● **Request**: The records below must be written out exactly, with every picture left behind.

** Begin Source records **

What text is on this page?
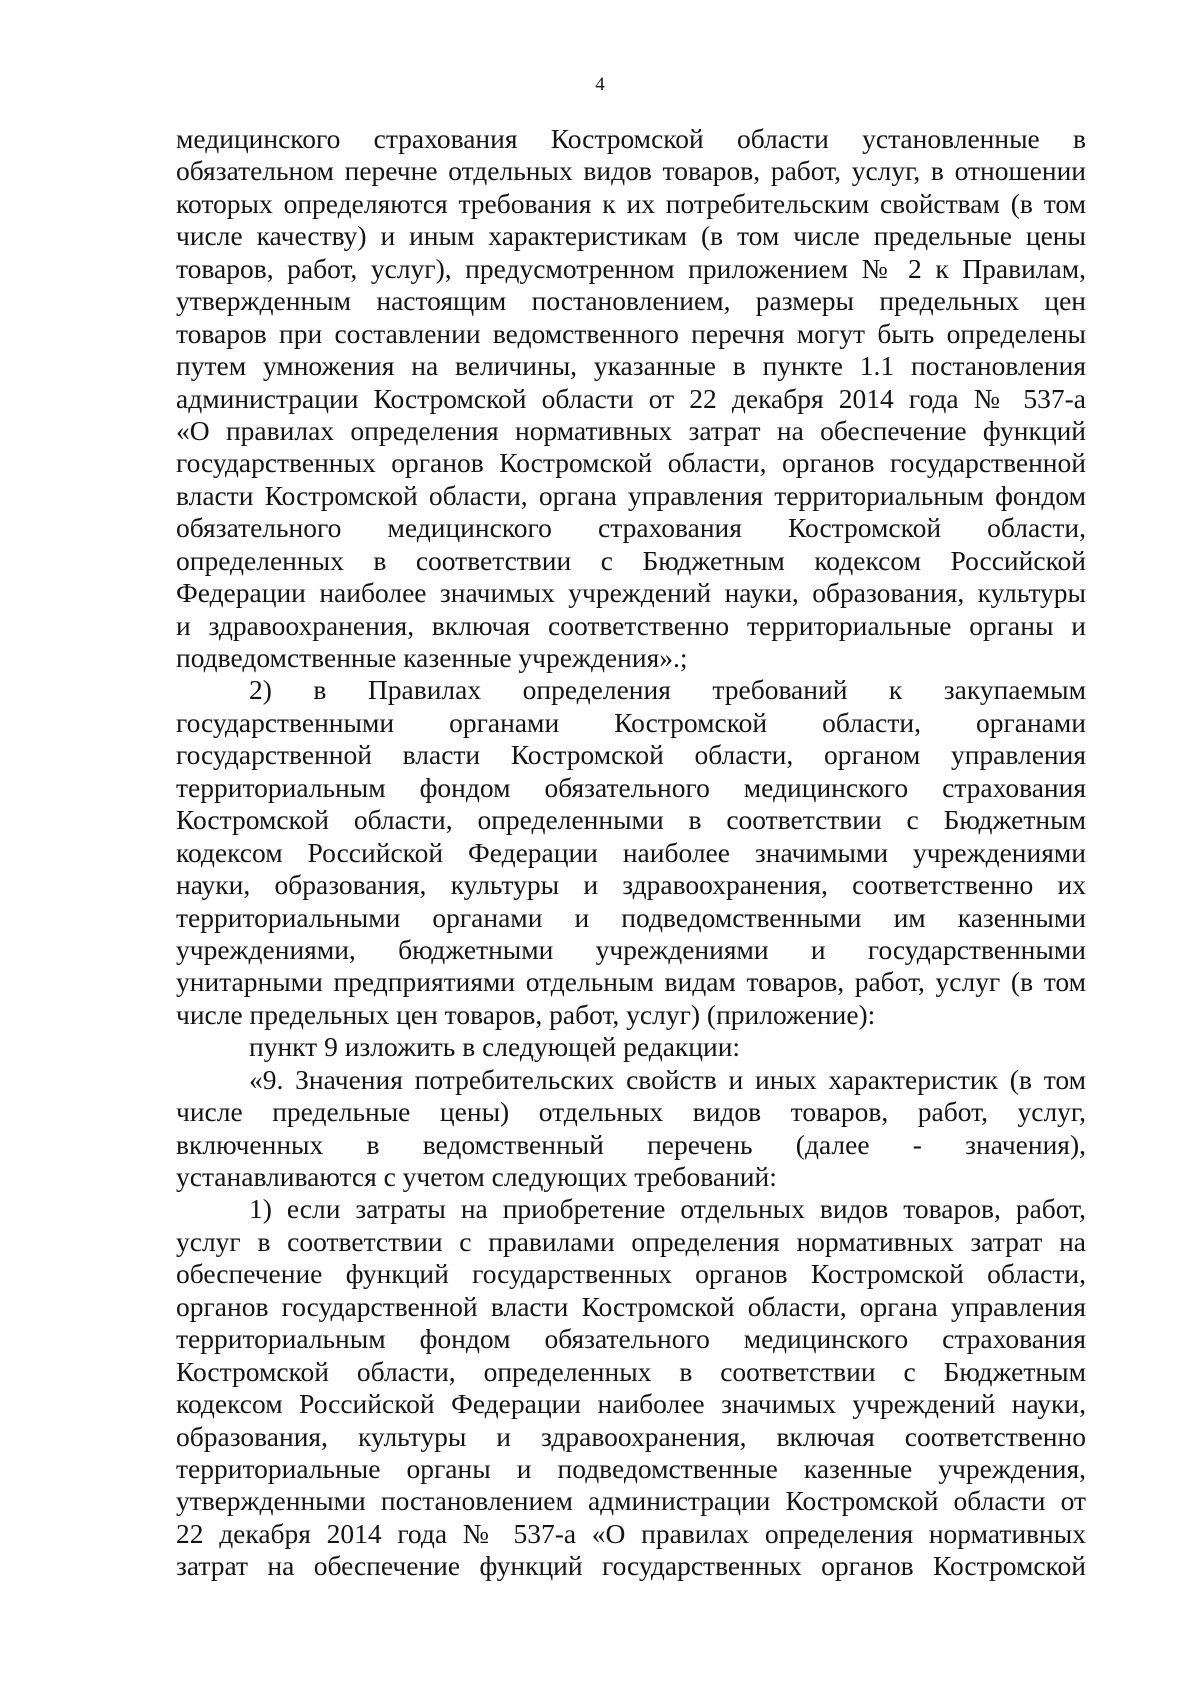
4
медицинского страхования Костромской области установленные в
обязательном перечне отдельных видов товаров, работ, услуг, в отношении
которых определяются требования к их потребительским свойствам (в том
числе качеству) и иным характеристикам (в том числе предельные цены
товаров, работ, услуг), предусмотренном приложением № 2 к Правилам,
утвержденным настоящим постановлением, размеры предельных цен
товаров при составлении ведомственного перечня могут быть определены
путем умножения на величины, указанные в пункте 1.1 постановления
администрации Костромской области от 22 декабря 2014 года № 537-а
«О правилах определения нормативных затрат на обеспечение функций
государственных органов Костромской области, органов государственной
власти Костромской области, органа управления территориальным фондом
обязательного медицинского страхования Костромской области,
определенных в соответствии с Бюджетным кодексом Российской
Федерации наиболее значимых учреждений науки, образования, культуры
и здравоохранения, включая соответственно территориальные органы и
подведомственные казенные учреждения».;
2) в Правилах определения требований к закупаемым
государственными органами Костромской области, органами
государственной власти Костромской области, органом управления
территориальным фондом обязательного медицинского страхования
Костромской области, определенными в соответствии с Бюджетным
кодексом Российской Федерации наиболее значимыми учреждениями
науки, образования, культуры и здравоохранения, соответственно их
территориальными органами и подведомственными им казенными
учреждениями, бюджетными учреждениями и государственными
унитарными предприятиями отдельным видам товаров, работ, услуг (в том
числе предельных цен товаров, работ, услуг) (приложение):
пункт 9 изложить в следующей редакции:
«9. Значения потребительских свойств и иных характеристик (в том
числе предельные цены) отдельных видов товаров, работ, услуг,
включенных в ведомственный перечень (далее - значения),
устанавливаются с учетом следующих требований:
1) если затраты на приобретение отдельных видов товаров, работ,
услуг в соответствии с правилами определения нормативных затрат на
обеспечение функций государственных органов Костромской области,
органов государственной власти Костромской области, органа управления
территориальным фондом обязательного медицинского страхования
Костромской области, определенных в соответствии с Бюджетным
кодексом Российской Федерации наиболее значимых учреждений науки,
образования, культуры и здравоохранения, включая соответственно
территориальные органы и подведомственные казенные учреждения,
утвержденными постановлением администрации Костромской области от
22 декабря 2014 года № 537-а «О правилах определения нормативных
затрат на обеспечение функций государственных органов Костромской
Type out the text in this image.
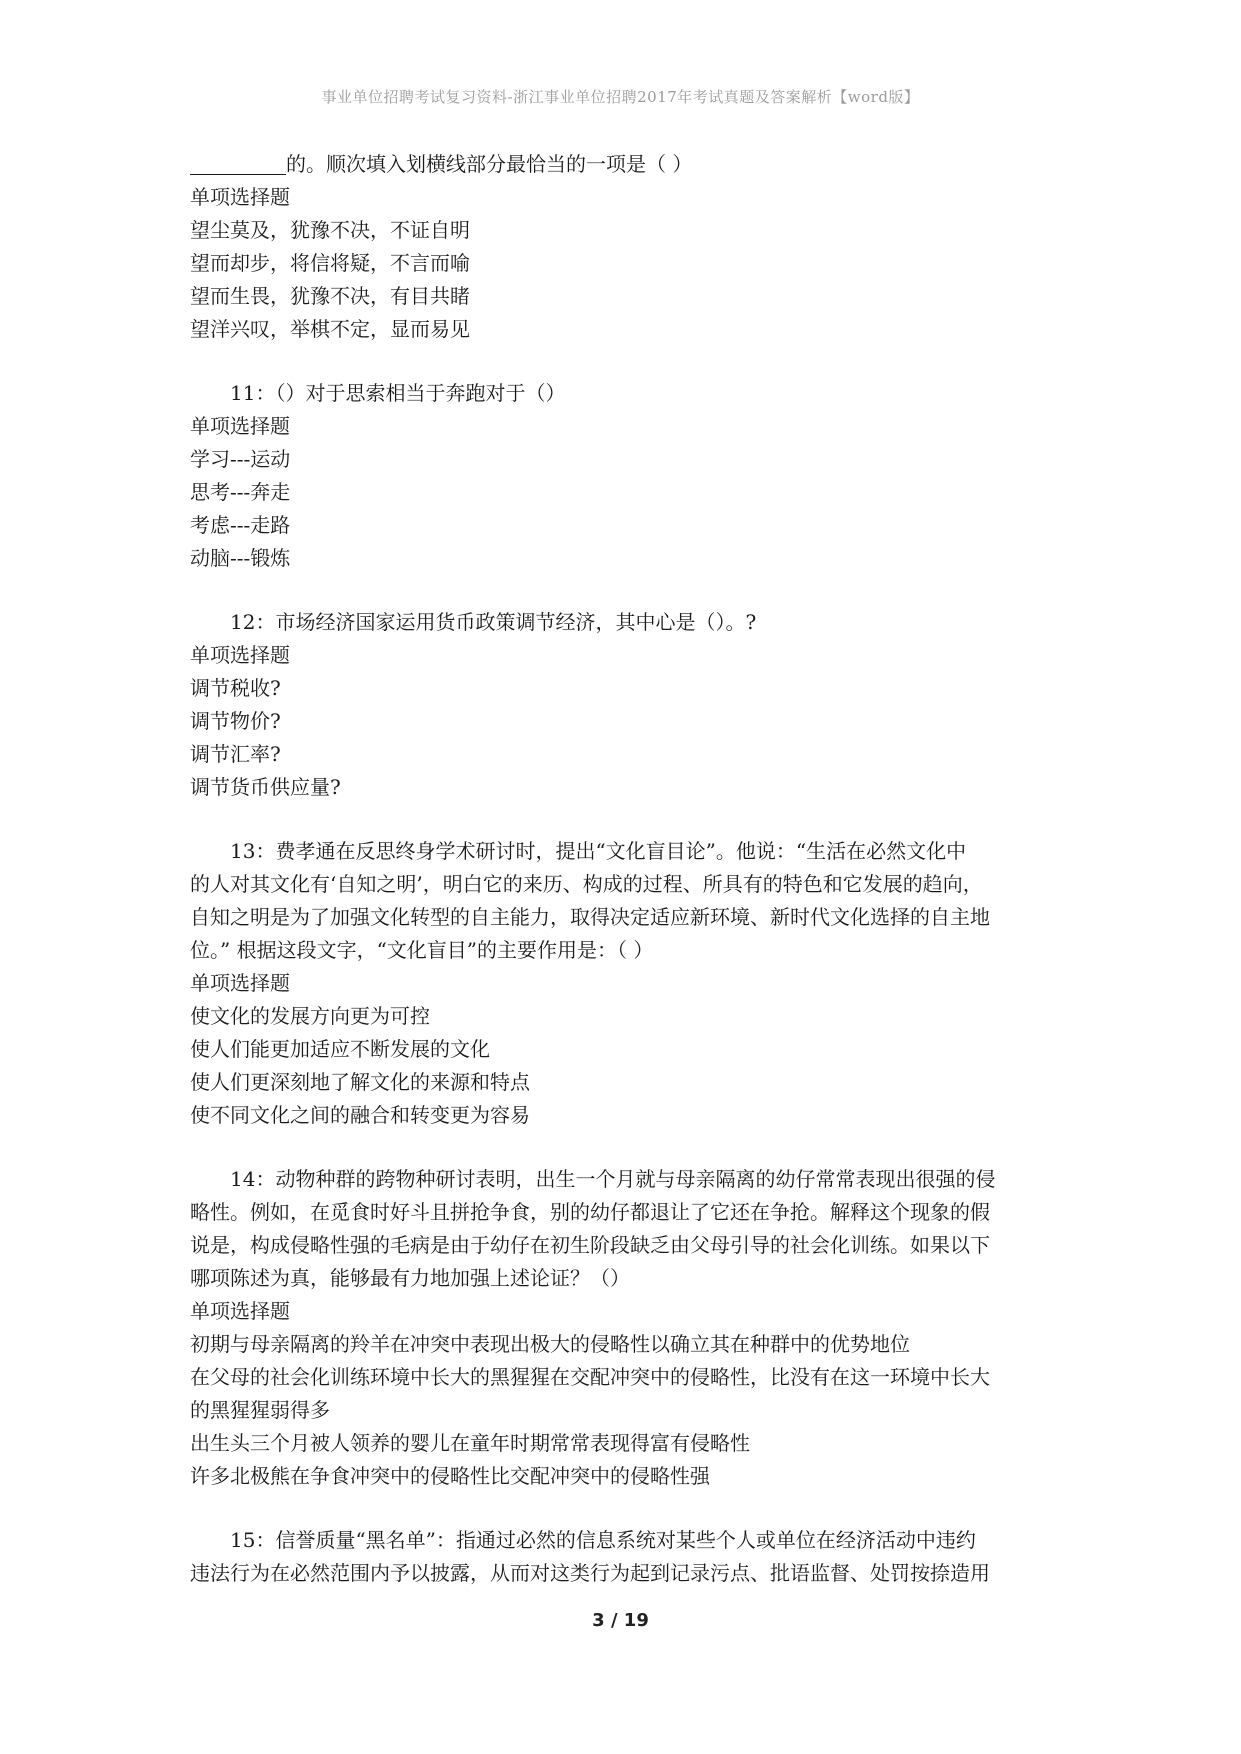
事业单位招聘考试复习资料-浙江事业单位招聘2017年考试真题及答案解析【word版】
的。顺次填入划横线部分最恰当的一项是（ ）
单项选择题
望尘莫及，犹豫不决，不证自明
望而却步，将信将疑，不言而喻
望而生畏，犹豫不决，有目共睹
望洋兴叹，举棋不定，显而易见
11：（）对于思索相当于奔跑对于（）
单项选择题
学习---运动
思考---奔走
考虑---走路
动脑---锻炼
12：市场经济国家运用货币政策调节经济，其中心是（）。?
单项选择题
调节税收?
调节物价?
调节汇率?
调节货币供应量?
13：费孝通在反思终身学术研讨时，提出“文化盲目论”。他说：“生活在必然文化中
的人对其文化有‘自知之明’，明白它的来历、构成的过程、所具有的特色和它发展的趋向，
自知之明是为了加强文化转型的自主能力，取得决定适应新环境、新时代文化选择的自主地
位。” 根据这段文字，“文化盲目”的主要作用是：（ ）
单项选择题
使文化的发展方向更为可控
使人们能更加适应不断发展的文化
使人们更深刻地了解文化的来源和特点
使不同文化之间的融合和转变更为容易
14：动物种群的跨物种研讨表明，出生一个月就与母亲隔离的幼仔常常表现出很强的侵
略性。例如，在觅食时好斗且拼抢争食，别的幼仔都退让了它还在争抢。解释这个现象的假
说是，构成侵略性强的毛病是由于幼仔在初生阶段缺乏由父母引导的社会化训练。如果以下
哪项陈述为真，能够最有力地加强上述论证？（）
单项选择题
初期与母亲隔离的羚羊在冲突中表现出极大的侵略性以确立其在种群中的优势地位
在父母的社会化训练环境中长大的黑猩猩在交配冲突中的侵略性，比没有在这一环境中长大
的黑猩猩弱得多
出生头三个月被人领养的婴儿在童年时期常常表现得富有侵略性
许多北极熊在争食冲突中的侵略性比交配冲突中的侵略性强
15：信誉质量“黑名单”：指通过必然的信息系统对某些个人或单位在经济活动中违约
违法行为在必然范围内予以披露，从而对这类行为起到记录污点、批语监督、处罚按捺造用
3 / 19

** End Source records **

● **Output**:
What text is on this page?
4
медицинского страхования Костромской области установленные в
обязательном перечне отдельных видов товаров, работ, услуг, в отношении
которых определяются требования к их потребительским свойствам (в том
числе качеству) и иным характеристикам (в том числе предельные цены
товаров, работ, услуг), предусмотренном приложением № 2 к Правилам,
утвержденным настоящим постановлением, размеры предельных цен
товаров при составлении ведомственного перечня могут быть определены
путем умножения на величины, указанные в пункте 1.1 постановления
администрации Костромской области от 22 декабря 2014 года № 537-а
«О правилах определения нормативных затрат на обеспечение функций
государственных органов Костромской области, органов государственной
власти Костромской области, органа управления территориальным фондом
обязательного медицинского страхования Костромской области,
определенных в соответствии с Бюджетным кодексом Российской
Федерации наиболее значимых учреждений науки, образования, культуры
и здравоохранения, включая соответственно территориальные органы и
подведомственные казенные учреждения».;
2) в Правилах определения требований к закупаемым
государственными органами Костромской области, органами
государственной власти Костромской области, органом управления
территориальным фондом обязательного медицинского страхования
Костромской области, определенными в соответствии с Бюджетным
кодексом Российской Федерации наиболее значимыми учреждениями
науки, образования, культуры и здравоохранения, соответственно их
территориальными органами и подведомственными им казенными
учреждениями, бюджетными учреждениями и государственными
унитарными предприятиями отдельным видам товаров, работ, услуг (в том
числе предельных цен товаров, работ, услуг) (приложение):
пункт 9 изложить в следующей редакции:
«9. Значения потребительских свойств и иных характеристик (в том
числе предельные цены) отдельных видов товаров, работ, услуг,
включенных в ведомственный перечень (далее - значения),
устанавливаются с учетом следующих требований:
1) если затраты на приобретение отдельных видов товаров, работ,
услуг в соответствии с правилами определения нормативных затрат на
обеспечение функций государственных органов Костромской области,
органов государственной власти Костромской области, органа управления
территориальным фондом обязательного медицинского страхования
Костромской области, определенных в соответствии с Бюджетным
кодексом Российской Федерации наиболее значимых учреждений науки,
образования, культуры и здравоохранения, включая соответственно
территориальные органы и подведомственные казенные учреждения,
утвержденными постановлением администрации Костромской области от
22 декабря 2014 года № 537-а «О правилах определения нормативных
затрат на обеспечение функций государственных органов Костромской
Type out the text in this image.
事业单位招聘考试复习资料-浙江事业单位招聘2017年考试真题及答案解析【word版】
的。顺次填入划横线部分最恰当的一项是（ ）
单项选择题
望尘莫及，犹豫不决，不证自明
望而却步，将信将疑，不言而喻
望而生畏，犹豫不决，有目共睹
望洋兴叹，举棋不定，显而易见
11：（）对于思索相当于奔跑对于（）
单项选择题
学习---运动
思考---奔走
考虑---走路
动脑---锻炼
12：市场经济国家运用货币政策调节经济，其中心是（）。?
单项选择题
调节税收?
调节物价?
调节汇率?
调节货币供应量?
13：费孝通在反思终身学术研讨时，提出“文化盲目论”。他说：“生活在必然文化中
的人对其文化有‘自知之明’，明白它的来历、构成的过程、所具有的特色和它发展的趋向，
自知之明是为了加强文化转型的自主能力，取得决定适应新环境、新时代文化选择的自主地
位。” 根据这段文字，“文化盲目”的主要作用是：（ ）
单项选择题
使文化的发展方向更为可控
使人们能更加适应不断发展的文化
使人们更深刻地了解文化的来源和特点
使不同文化之间的融合和转变更为容易
14：动物种群的跨物种研讨表明，出生一个月就与母亲隔离的幼仔常常表现出很强的侵
略性。例如，在觅食时好斗且拼抢争食，别的幼仔都退让了它还在争抢。解释这个现象的假
说是，构成侵略性强的毛病是由于幼仔在初生阶段缺乏由父母引导的社会化训练。如果以下
哪项陈述为真，能够最有力地加强上述论证？（）
单项选择题
初期与母亲隔离的羚羊在冲突中表现出极大的侵略性以确立其在种群中的优势地位
在父母的社会化训练环境中长大的黑猩猩在交配冲突中的侵略性，比没有在这一环境中长大
的黑猩猩弱得多
出生头三个月被人领养的婴儿在童年时期常常表现得富有侵略性
许多北极熊在争食冲突中的侵略性比交配冲突中的侵略性强
15：信誉质量“黑名单”：指通过必然的信息系统对某些个人或单位在经济活动中违约
违法行为在必然范围内予以披露，从而对这类行为起到记录污点、批语监督、处罚按捺造用
3 / 19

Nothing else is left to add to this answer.